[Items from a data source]
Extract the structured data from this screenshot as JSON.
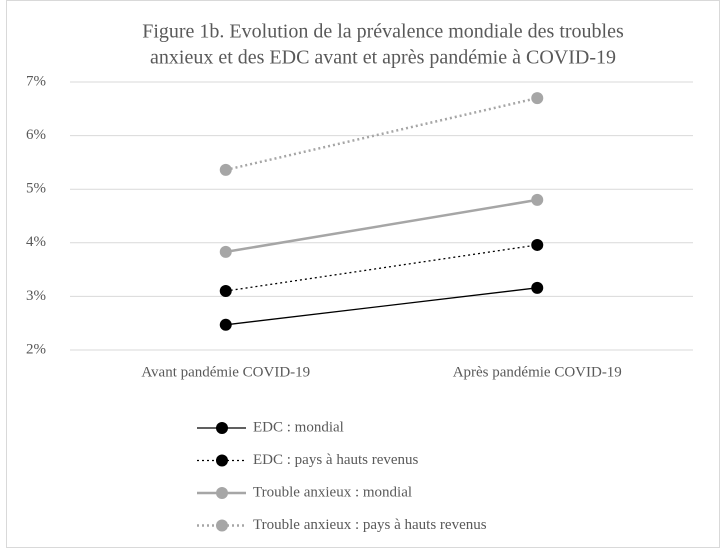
{
  "chart_data": {
    "type": "line",
    "title": [
      "Figure 1b. Evolution de la prévalence mondiale des troubles",
      "anxieux et des EDC avant et après pandémie à COVID-19"
    ],
    "categories": [
      "Avant pandémie COVID-19",
      "Après pandémie COVID-19"
    ],
    "series": [
      {
        "name": "EDC : mondial",
        "color": "#000000",
        "dash": "solid",
        "values": [
          2.47,
          3.16
        ]
      },
      {
        "name": "EDC : pays à hauts revenus",
        "color": "#000000",
        "dash": "dotted",
        "values": [
          3.1,
          3.96
        ]
      },
      {
        "name": "Trouble anxieux : mondial",
        "color": "#a6a6a6",
        "dash": "solid",
        "values": [
          3.83,
          4.8
        ]
      },
      {
        "name": "Trouble anxieux : pays à hauts revenus",
        "color": "#a6a6a6",
        "dash": "dotted",
        "values": [
          5.36,
          6.7
        ]
      }
    ],
    "ylim": [
      2,
      7
    ],
    "yticks": [
      {
        "value": 2,
        "label": "2%"
      },
      {
        "value": 3,
        "label": "3%"
      },
      {
        "value": 4,
        "label": "4%"
      },
      {
        "value": 5,
        "label": "5%"
      },
      {
        "value": 6,
        "label": "6%"
      },
      {
        "value": 7,
        "label": "7%"
      }
    ],
    "grid": true,
    "legend": "bottom"
  }
}
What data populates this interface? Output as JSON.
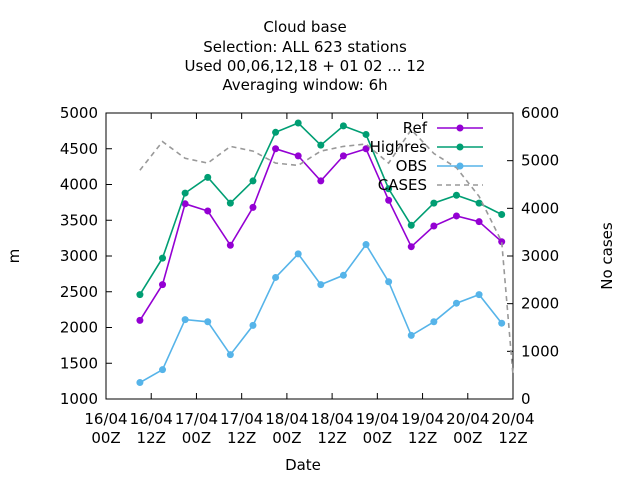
{
  "chart_data": {
    "type": "line",
    "title_lines": [
      "Cloud base",
      "Selection: ALL    623 stations",
      "Used  00,06,12,18  + 01 02 ... 12",
      "Averaging window:  6h"
    ],
    "xlabel": "Date",
    "ylabel": "m",
    "y2label": "No cases",
    "ylim": [
      1000,
      5000
    ],
    "y2lim": [
      0,
      6000
    ],
    "yticks": [
      "1000",
      "1500",
      "2000",
      "2500",
      "3000",
      "3500",
      "4000",
      "4500",
      "5000"
    ],
    "y2ticks": [
      "0",
      "1000",
      "2000",
      "3000",
      "4000",
      "5000",
      "6000"
    ],
    "xticks": [
      {
        "line1": "16/04",
        "line2": "00Z"
      },
      {
        "line1": "16/04",
        "line2": "12Z"
      },
      {
        "line1": "17/04",
        "line2": "00Z"
      },
      {
        "line1": "17/04",
        "line2": "12Z"
      },
      {
        "line1": "18/04",
        "line2": "00Z"
      },
      {
        "line1": "18/04",
        "line2": "12Z"
      },
      {
        "line1": "19/04",
        "line2": "00Z"
      },
      {
        "line1": "19/04",
        "line2": "12Z"
      },
      {
        "line1": "20/04",
        "line2": "00Z"
      },
      {
        "line1": "20/04",
        "line2": "12Z"
      }
    ],
    "x_hours": [
      9,
      15,
      21,
      27,
      33,
      39,
      45,
      51,
      57,
      63,
      69,
      75,
      81,
      87,
      93,
      99,
      105,
      108
    ],
    "legend_position": "top-right",
    "grid": false,
    "series": [
      {
        "name": "Ref",
        "color": "#9400d3",
        "marker": "circle",
        "axis": "y1",
        "values": [
          2100,
          2600,
          3730,
          3630,
          3150,
          3680,
          4500,
          4400,
          4050,
          4400,
          4500,
          3780,
          3130,
          3420,
          3560,
          3480,
          3200
        ]
      },
      {
        "name": "Highres",
        "color": "#009e73",
        "marker": "circle",
        "axis": "y1",
        "values": [
          2460,
          2970,
          3880,
          4100,
          3740,
          4050,
          4730,
          4860,
          4550,
          4820,
          4700,
          3940,
          3430,
          3740,
          3850,
          3740,
          3580
        ]
      },
      {
        "name": "OBS",
        "color": "#56b4e9",
        "marker": "circle",
        "axis": "y1",
        "values": [
          1230,
          1410,
          2110,
          2080,
          1620,
          2030,
          2700,
          3030,
          2600,
          2730,
          3160,
          2640,
          1890,
          2080,
          2340,
          2460,
          2060
        ]
      },
      {
        "name": "CASES",
        "color": "#999999",
        "dashed": true,
        "axis": "y2",
        "values": [
          4800,
          5400,
          5050,
          4950,
          5300,
          5200,
          4950,
          4900,
          5200,
          5300,
          5350,
          4950,
          5650,
          5150,
          4850,
          4250,
          3300,
          500
        ]
      }
    ]
  }
}
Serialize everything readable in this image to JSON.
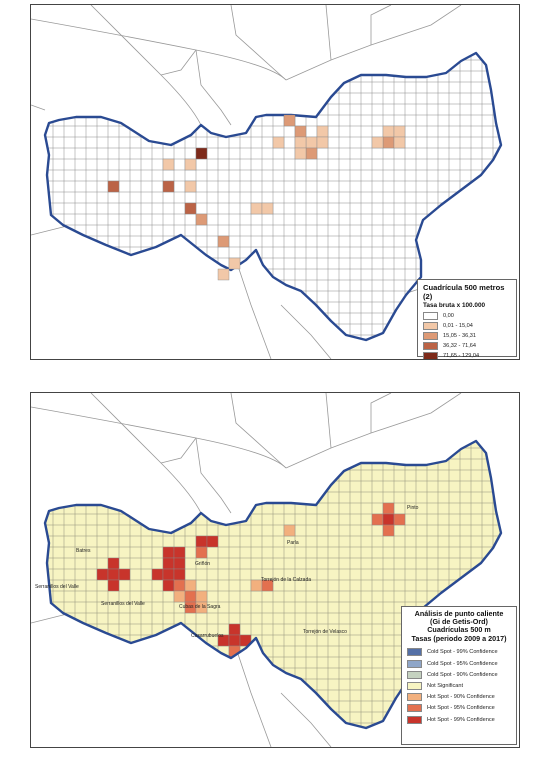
{
  "top_map": {
    "legend": {
      "title": "Cuadrícula 500 metros (2)",
      "subtitle": "Tasa bruta x 100.000",
      "classes": [
        {
          "label": "0,00",
          "color": "#ffffff"
        },
        {
          "label": "0,01 - 15,04",
          "color": "#f2c8a8"
        },
        {
          "label": "15,05 - 36,31",
          "color": "#dd9a76"
        },
        {
          "label": "36,32 - 71,64",
          "color": "#bb6346"
        },
        {
          "label": "71,65 - 129,04",
          "color": "#7d2a1a"
        }
      ]
    }
  },
  "bottom_map": {
    "legend": {
      "title_lines": [
        "Análisis de punto caliente",
        "(Gi de Getis-Ord)",
        "Cuadrículas 500 m",
        "Tasas (periodo 2009 a 2017)"
      ],
      "classes": [
        {
          "label": "Cold Spot - 99% Confidence",
          "color": "#5470a6"
        },
        {
          "label": "Cold Spot - 95% Confidence",
          "color": "#8fa6c8"
        },
        {
          "label": "Cold Spot - 90% Confidence",
          "color": "#c5d2c0"
        },
        {
          "label": "Not Significant",
          "color": "#f7f4c2"
        },
        {
          "label": "Hot Spot - 90% Confidence",
          "color": "#f2b07e"
        },
        {
          "label": "Hot Spot - 95% Confidence",
          "color": "#e3704f"
        },
        {
          "label": "Hot Spot - 99% Confidence",
          "color": "#c8342b"
        }
      ]
    },
    "place_labels": [
      "Batres",
      "Serranillos del Valle",
      "Serranillos del Valle",
      "Griñón",
      "Casarrubuelos",
      "Cubas de la Sagra",
      "Torrejón de la Calzada",
      "Parla",
      "Pinto",
      "Torrejón de Velasco"
    ]
  }
}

Goal:
Without the pictures, write out all of the material exactly.

Result of this task:
Extract the structured data from this screenshot as JSON.
{
  "chart_data": {
    "type": "line",
    "title": [
      "Figure 1b. Evolution de la prévalence mondiale des troubles",
      "anxieux et des EDC avant et après pandémie à COVID-19"
    ],
    "categories": [
      "Avant pandémie COVID-19",
      "Après pandémie COVID-19"
    ],
    "series": [
      {
        "name": "EDC : mondial",
        "color": "#000000",
        "dash": "solid",
        "values": [
          2.47,
          3.16
        ]
      },
      {
        "name": "EDC : pays à hauts revenus",
        "color": "#000000",
        "dash": "dotted",
        "values": [
          3.1,
          3.96
        ]
      },
      {
        "name": "Trouble anxieux : mondial",
        "color": "#a6a6a6",
        "dash": "solid",
        "values": [
          3.83,
          4.8
        ]
      },
      {
        "name": "Trouble anxieux : pays à hauts revenus",
        "color": "#a6a6a6",
        "dash": "dotted",
        "values": [
          5.36,
          6.7
        ]
      }
    ],
    "ylim": [
      2,
      7
    ],
    "yticks": [
      {
        "value": 2,
        "label": "2%"
      },
      {
        "value": 3,
        "label": "3%"
      },
      {
        "value": 4,
        "label": "4%"
      },
      {
        "value": 5,
        "label": "5%"
      },
      {
        "value": 6,
        "label": "6%"
      },
      {
        "value": 7,
        "label": "7%"
      }
    ],
    "grid": true,
    "legend": "bottom"
  }
}
What data populates this interface? Output as JSON.
{
  "chart_data": {
    "type": "line",
    "title_lines": [
      "Cloud base",
      "Selection: ALL    623 stations",
      "Used  00,06,12,18  + 01 02 ... 12",
      "Averaging window:  6h"
    ],
    "xlabel": "Date",
    "ylabel": "m",
    "y2label": "No cases",
    "ylim": [
      1000,
      5000
    ],
    "y2lim": [
      0,
      6000
    ],
    "yticks": [
      "1000",
      "1500",
      "2000",
      "2500",
      "3000",
      "3500",
      "4000",
      "4500",
      "5000"
    ],
    "y2ticks": [
      "0",
      "1000",
      "2000",
      "3000",
      "4000",
      "5000",
      "6000"
    ],
    "xticks": [
      {
        "line1": "16/04",
        "line2": "00Z"
      },
      {
        "line1": "16/04",
        "line2": "12Z"
      },
      {
        "line1": "17/04",
        "line2": "00Z"
      },
      {
        "line1": "17/04",
        "line2": "12Z"
      },
      {
        "line1": "18/04",
        "line2": "00Z"
      },
      {
        "line1": "18/04",
        "line2": "12Z"
      },
      {
        "line1": "19/04",
        "line2": "00Z"
      },
      {
        "line1": "19/04",
        "line2": "12Z"
      },
      {
        "line1": "20/04",
        "line2": "00Z"
      },
      {
        "line1": "20/04",
        "line2": "12Z"
      }
    ],
    "x_hours": [
      9,
      15,
      21,
      27,
      33,
      39,
      45,
      51,
      57,
      63,
      69,
      75,
      81,
      87,
      93,
      99,
      105,
      108
    ],
    "legend_position": "top-right",
    "grid": false,
    "series": [
      {
        "name": "Ref",
        "color": "#9400d3",
        "marker": "circle",
        "axis": "y1",
        "values": [
          2100,
          2600,
          3730,
          3630,
          3150,
          3680,
          4500,
          4400,
          4050,
          4400,
          4500,
          3780,
          3130,
          3420,
          3560,
          3480,
          3200
        ]
      },
      {
        "name": "Highres",
        "color": "#009e73",
        "marker": "circle",
        "axis": "y1",
        "values": [
          2460,
          2970,
          3880,
          4100,
          3740,
          4050,
          4730,
          4860,
          4550,
          4820,
          4700,
          3940,
          3430,
          3740,
          3850,
          3740,
          3580
        ]
      },
      {
        "name": "OBS",
        "color": "#56b4e9",
        "marker": "circle",
        "axis": "y1",
        "values": [
          1230,
          1410,
          2110,
          2080,
          1620,
          2030,
          2700,
          3030,
          2600,
          2730,
          3160,
          2640,
          1890,
          2080,
          2340,
          2460,
          2060
        ]
      },
      {
        "name": "CASES",
        "color": "#999999",
        "dashed": true,
        "axis": "y2",
        "values": [
          4800,
          5400,
          5050,
          4950,
          5300,
          5200,
          4950,
          4900,
          5200,
          5300,
          5350,
          4950,
          5650,
          5150,
          4850,
          4250,
          3300,
          500
        ]
      }
    ]
  }
}
Serialize everything readable in this image to JSON.
{
  "top_map": {
    "legend": {
      "title": "Cuadrícula 500 metros (2)",
      "subtitle": "Tasa bruta x 100.000",
      "classes": [
        {
          "label": "0,00",
          "color": "#ffffff"
        },
        {
          "label": "0,01 - 15,04",
          "color": "#f2c8a8"
        },
        {
          "label": "15,05 - 36,31",
          "color": "#dd9a76"
        },
        {
          "label": "36,32 - 71,64",
          "color": "#bb6346"
        },
        {
          "label": "71,65 - 129,04",
          "color": "#7d2a1a"
        }
      ]
    }
  },
  "bottom_map": {
    "legend": {
      "title_lines": [
        "Análisis de punto caliente",
        "(Gi de Getis-Ord)",
        "Cuadrículas 500 m",
        "Tasas (periodo 2009 a 2017)"
      ],
      "classes": [
        {
          "label": "Cold Spot - 99% Confidence",
          "color": "#5470a6"
        },
        {
          "label": "Cold Spot - 95% Confidence",
          "color": "#8fa6c8"
        },
        {
          "label": "Cold Spot - 90% Confidence",
          "color": "#c5d2c0"
        },
        {
          "label": "Not Significant",
          "color": "#f7f4c2"
        },
        {
          "label": "Hot Spot - 90% Confidence",
          "color": "#f2b07e"
        },
        {
          "label": "Hot Spot - 95% Confidence",
          "color": "#e3704f"
        },
        {
          "label": "Hot Spot - 99% Confidence",
          "color": "#c8342b"
        }
      ]
    },
    "place_labels": [
      "Batres",
      "Serranillos del Valle",
      "Serranillos del Valle",
      "Griñón",
      "Casarrubuelos",
      "Cubas de la Sagra",
      "Torrejón de la Calzada",
      "Parla",
      "Pinto",
      "Torrejón de Velasco"
    ]
  }
}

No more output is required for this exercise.